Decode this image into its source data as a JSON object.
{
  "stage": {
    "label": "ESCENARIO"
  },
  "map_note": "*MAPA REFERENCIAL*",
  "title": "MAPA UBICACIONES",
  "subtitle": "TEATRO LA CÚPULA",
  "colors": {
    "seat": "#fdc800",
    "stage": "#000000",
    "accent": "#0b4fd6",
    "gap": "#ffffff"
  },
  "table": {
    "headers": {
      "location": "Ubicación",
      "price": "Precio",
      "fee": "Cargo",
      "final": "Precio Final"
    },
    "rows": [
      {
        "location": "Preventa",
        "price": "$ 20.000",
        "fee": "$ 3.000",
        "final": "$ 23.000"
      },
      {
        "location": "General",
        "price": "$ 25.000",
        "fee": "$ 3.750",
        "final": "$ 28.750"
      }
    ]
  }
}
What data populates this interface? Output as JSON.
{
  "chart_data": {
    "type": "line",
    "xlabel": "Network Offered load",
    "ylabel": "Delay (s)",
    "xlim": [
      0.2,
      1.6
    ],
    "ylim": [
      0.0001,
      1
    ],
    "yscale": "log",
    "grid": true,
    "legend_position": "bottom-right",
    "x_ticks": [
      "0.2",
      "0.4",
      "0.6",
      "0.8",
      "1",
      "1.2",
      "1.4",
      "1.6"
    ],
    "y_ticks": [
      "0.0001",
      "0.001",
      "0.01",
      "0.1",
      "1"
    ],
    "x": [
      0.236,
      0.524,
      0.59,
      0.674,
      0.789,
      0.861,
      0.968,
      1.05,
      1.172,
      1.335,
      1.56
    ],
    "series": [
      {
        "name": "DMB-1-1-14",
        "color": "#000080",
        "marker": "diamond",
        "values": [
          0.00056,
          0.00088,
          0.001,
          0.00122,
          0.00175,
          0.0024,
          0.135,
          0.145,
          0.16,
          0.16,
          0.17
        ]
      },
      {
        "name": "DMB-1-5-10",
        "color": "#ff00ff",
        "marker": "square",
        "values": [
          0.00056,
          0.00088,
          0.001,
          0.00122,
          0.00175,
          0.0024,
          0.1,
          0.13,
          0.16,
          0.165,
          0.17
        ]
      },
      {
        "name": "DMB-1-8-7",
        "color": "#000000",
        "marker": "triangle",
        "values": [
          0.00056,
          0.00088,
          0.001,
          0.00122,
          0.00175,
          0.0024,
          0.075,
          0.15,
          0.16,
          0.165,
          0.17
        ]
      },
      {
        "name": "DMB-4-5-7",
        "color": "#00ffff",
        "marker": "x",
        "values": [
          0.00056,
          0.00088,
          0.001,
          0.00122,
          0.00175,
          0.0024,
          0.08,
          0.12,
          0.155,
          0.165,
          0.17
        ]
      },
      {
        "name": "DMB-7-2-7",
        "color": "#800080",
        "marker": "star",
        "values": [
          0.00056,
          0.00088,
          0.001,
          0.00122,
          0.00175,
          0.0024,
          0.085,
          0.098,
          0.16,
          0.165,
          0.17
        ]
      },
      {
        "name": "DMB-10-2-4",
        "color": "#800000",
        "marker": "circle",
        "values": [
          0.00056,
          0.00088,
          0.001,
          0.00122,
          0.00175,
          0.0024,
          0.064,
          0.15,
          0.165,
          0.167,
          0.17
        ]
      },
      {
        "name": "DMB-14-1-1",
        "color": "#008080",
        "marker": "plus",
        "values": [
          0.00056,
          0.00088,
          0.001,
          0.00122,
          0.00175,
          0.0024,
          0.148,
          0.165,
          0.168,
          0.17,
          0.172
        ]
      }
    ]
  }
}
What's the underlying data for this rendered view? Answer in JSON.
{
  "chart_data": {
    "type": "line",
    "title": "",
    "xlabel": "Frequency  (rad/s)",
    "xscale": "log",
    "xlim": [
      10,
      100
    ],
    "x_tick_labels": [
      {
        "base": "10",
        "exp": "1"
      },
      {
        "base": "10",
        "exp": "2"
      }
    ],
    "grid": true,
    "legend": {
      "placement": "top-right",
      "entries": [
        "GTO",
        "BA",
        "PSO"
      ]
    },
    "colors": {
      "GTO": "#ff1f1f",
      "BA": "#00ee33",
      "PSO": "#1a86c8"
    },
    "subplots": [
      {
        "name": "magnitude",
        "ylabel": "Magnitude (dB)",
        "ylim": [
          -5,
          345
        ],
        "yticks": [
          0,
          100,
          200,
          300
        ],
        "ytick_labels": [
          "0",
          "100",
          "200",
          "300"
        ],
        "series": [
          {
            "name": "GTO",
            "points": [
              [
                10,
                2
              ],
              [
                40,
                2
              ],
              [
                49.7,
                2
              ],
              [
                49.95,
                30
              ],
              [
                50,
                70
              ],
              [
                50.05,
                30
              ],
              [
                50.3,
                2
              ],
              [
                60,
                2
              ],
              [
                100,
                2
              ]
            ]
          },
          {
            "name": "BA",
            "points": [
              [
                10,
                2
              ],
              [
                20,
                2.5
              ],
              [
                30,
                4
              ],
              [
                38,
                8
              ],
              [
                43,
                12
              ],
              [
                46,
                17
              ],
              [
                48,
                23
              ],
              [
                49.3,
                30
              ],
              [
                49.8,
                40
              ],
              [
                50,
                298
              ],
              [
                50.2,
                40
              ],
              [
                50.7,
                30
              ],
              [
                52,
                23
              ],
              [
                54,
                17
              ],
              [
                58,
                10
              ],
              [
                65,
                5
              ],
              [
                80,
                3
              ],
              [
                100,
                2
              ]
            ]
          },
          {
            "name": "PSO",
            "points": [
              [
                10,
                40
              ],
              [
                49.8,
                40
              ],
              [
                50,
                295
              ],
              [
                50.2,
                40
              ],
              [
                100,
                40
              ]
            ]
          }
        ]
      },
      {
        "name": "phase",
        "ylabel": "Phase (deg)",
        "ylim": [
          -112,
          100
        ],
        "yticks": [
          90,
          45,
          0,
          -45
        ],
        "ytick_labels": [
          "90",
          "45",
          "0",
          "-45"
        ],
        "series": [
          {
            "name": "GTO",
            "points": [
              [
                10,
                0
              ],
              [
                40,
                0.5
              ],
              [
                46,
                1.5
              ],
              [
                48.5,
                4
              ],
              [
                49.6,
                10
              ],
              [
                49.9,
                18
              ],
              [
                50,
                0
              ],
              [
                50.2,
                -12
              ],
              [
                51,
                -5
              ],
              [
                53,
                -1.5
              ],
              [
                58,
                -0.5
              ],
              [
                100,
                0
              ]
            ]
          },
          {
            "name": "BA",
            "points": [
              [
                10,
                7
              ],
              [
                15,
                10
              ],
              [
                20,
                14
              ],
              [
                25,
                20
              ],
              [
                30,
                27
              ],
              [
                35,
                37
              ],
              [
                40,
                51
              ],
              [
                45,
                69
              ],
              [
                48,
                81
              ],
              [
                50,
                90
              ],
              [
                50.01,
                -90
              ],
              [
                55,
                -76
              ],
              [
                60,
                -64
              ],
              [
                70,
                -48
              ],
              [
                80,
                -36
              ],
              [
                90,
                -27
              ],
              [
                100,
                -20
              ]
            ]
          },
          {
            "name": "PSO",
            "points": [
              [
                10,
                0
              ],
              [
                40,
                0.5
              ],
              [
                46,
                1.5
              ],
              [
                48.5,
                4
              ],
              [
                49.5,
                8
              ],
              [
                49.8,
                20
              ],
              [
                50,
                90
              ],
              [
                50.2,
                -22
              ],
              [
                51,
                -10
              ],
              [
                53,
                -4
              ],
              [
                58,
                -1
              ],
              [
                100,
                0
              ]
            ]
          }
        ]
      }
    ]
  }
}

● ● ● ●

Make an exact copy of every line in the data.

• [Answer to this problem]
Decode this image into its source data as a JSON object.
{
  "stage": {
    "label": "ESCENARIO"
  },
  "map_note": "*MAPA REFERENCIAL*",
  "title": "MAPA UBICACIONES",
  "subtitle": "TEATRO LA CÚPULA",
  "colors": {
    "seat": "#fdc800",
    "stage": "#000000",
    "accent": "#0b4fd6",
    "gap": "#ffffff"
  },
  "table": {
    "headers": {
      "location": "Ubicación",
      "price": "Precio",
      "fee": "Cargo",
      "final": "Precio Final"
    },
    "rows": [
      {
        "location": "Preventa",
        "price": "$ 20.000",
        "fee": "$ 3.000",
        "final": "$ 23.000"
      },
      {
        "location": "General",
        "price": "$ 25.000",
        "fee": "$ 3.750",
        "final": "$ 28.750"
      }
    ]
  }
}
What data populates this interface? Output as JSON.
{
  "chart_data": {
    "type": "line",
    "xlabel": "Network Offered load",
    "ylabel": "Delay (s)",
    "xlim": [
      0.2,
      1.6
    ],
    "ylim": [
      0.0001,
      1
    ],
    "yscale": "log",
    "grid": true,
    "legend_position": "bottom-right",
    "x_ticks": [
      "0.2",
      "0.4",
      "0.6",
      "0.8",
      "1",
      "1.2",
      "1.4",
      "1.6"
    ],
    "y_ticks": [
      "0.0001",
      "0.001",
      "0.01",
      "0.1",
      "1"
    ],
    "x": [
      0.236,
      0.524,
      0.59,
      0.674,
      0.789,
      0.861,
      0.968,
      1.05,
      1.172,
      1.335,
      1.56
    ],
    "series": [
      {
        "name": "DMB-1-1-14",
        "color": "#000080",
        "marker": "diamond",
        "values": [
          0.00056,
          0.00088,
          0.001,
          0.00122,
          0.00175,
          0.0024,
          0.135,
          0.145,
          0.16,
          0.16,
          0.17
        ]
      },
      {
        "name": "DMB-1-5-10",
        "color": "#ff00ff",
        "marker": "square",
        "values": [
          0.00056,
          0.00088,
          0.001,
          0.00122,
          0.00175,
          0.0024,
          0.1,
          0.13,
          0.16,
          0.165,
          0.17
        ]
      },
      {
        "name": "DMB-1-8-7",
        "color": "#000000",
        "marker": "triangle",
        "values": [
          0.00056,
          0.00088,
          0.001,
          0.00122,
          0.00175,
          0.0024,
          0.075,
          0.15,
          0.16,
          0.165,
          0.17
        ]
      },
      {
        "name": "DMB-4-5-7",
        "color": "#00ffff",
        "marker": "x",
        "values": [
          0.00056,
          0.00088,
          0.001,
          0.00122,
          0.00175,
          0.0024,
          0.08,
          0.12,
          0.155,
          0.165,
          0.17
        ]
      },
      {
        "name": "DMB-7-2-7",
        "color": "#800080",
        "marker": "star",
        "values": [
          0.00056,
          0.00088,
          0.001,
          0.00122,
          0.00175,
          0.0024,
          0.085,
          0.098,
          0.16,
          0.165,
          0.17
        ]
      },
      {
        "name": "DMB-10-2-4",
        "color": "#800000",
        "marker": "circle",
        "values": [
          0.00056,
          0.00088,
          0.001,
          0.00122,
          0.00175,
          0.0024,
          0.064,
          0.15,
          0.165,
          0.167,
          0.17
        ]
      },
      {
        "name": "DMB-14-1-1",
        "color": "#008080",
        "marker": "plus",
        "values": [
          0.00056,
          0.00088,
          0.001,
          0.00122,
          0.00175,
          0.0024,
          0.148,
          0.165,
          0.168,
          0.17,
          0.172
        ]
      }
    ]
  }
}
What's the underlying data for this rendered view? Answer in JSON.
{
  "chart_data": {
    "type": "line",
    "title": "",
    "xlabel": "Frequency  (rad/s)",
    "xscale": "log",
    "xlim": [
      10,
      100
    ],
    "x_tick_labels": [
      {
        "base": "10",
        "exp": "1"
      },
      {
        "base": "10",
        "exp": "2"
      }
    ],
    "grid": true,
    "legend": {
      "placement": "top-right",
      "entries": [
        "GTO",
        "BA",
        "PSO"
      ]
    },
    "colors": {
      "GTO": "#ff1f1f",
      "BA": "#00ee33",
      "PSO": "#1a86c8"
    },
    "subplots": [
      {
        "name": "magnitude",
        "ylabel": "Magnitude (dB)",
        "ylim": [
          -5,
          345
        ],
        "yticks": [
          0,
          100,
          200,
          300
        ],
        "ytick_labels": [
          "0",
          "100",
          "200",
          "300"
        ],
        "series": [
          {
            "name": "GTO",
            "points": [
              [
                10,
                2
              ],
              [
                40,
                2
              ],
              [
                49.7,
                2
              ],
              [
                49.95,
                30
              ],
              [
                50,
                70
              ],
              [
                50.05,
                30
              ],
              [
                50.3,
                2
              ],
              [
                60,
                2
              ],
              [
                100,
                2
              ]
            ]
          },
          {
            "name": "BA",
            "points": [
              [
                10,
                2
              ],
              [
                20,
                2.5
              ],
              [
                30,
                4
              ],
              [
                38,
                8
              ],
              [
                43,
                12
              ],
              [
                46,
                17
              ],
              [
                48,
                23
              ],
              [
                49.3,
                30
              ],
              [
                49.8,
                40
              ],
              [
                50,
                298
              ],
              [
                50.2,
                40
              ],
              [
                50.7,
                30
              ],
              [
                52,
                23
              ],
              [
                54,
                17
              ],
              [
                58,
                10
              ],
              [
                65,
                5
              ],
              [
                80,
                3
              ],
              [
                100,
                2
              ]
            ]
          },
          {
            "name": "PSO",
            "points": [
              [
                10,
                40
              ],
              [
                49.8,
                40
              ],
              [
                50,
                295
              ],
              [
                50.2,
                40
              ],
              [
                100,
                40
              ]
            ]
          }
        ]
      },
      {
        "name": "phase",
        "ylabel": "Phase (deg)",
        "ylim": [
          -112,
          100
        ],
        "yticks": [
          90,
          45,
          0,
          -45
        ],
        "ytick_labels": [
          "90",
          "45",
          "0",
          "-45"
        ],
        "series": [
          {
            "name": "GTO",
            "points": [
              [
                10,
                0
              ],
              [
                40,
                0.5
              ],
              [
                46,
                1.5
              ],
              [
                48.5,
                4
              ],
              [
                49.6,
                10
              ],
              [
                49.9,
                18
              ],
              [
                50,
                0
              ],
              [
                50.2,
                -12
              ],
              [
                51,
                -5
              ],
              [
                53,
                -1.5
              ],
              [
                58,
                -0.5
              ],
              [
                100,
                0
              ]
            ]
          },
          {
            "name": "BA",
            "points": [
              [
                10,
                7
              ],
              [
                15,
                10
              ],
              [
                20,
                14
              ],
              [
                25,
                20
              ],
              [
                30,
                27
              ],
              [
                35,
                37
              ],
              [
                40,
                51
              ],
              [
                45,
                69
              ],
              [
                48,
                81
              ],
              [
                50,
                90
              ],
              [
                50.01,
                -90
              ],
              [
                55,
                -76
              ],
              [
                60,
                -64
              ],
              [
                70,
                -48
              ],
              [
                80,
                -36
              ],
              [
                90,
                -27
              ],
              [
                100,
                -20
              ]
            ]
          },
          {
            "name": "PSO",
            "points": [
              [
                10,
                0
              ],
              [
                40,
                0.5
              ],
              [
                46,
                1.5
              ],
              [
                48.5,
                4
              ],
              [
                49.5,
                8
              ],
              [
                49.8,
                20
              ],
              [
                50,
                90
              ],
              [
                50.2,
                -22
              ],
              [
                51,
                -10
              ],
              [
                53,
                -4
              ],
              [
                58,
                -1
              ],
              [
                100,
                0
              ]
            ]
          }
        ]
      }
    ]
  }
}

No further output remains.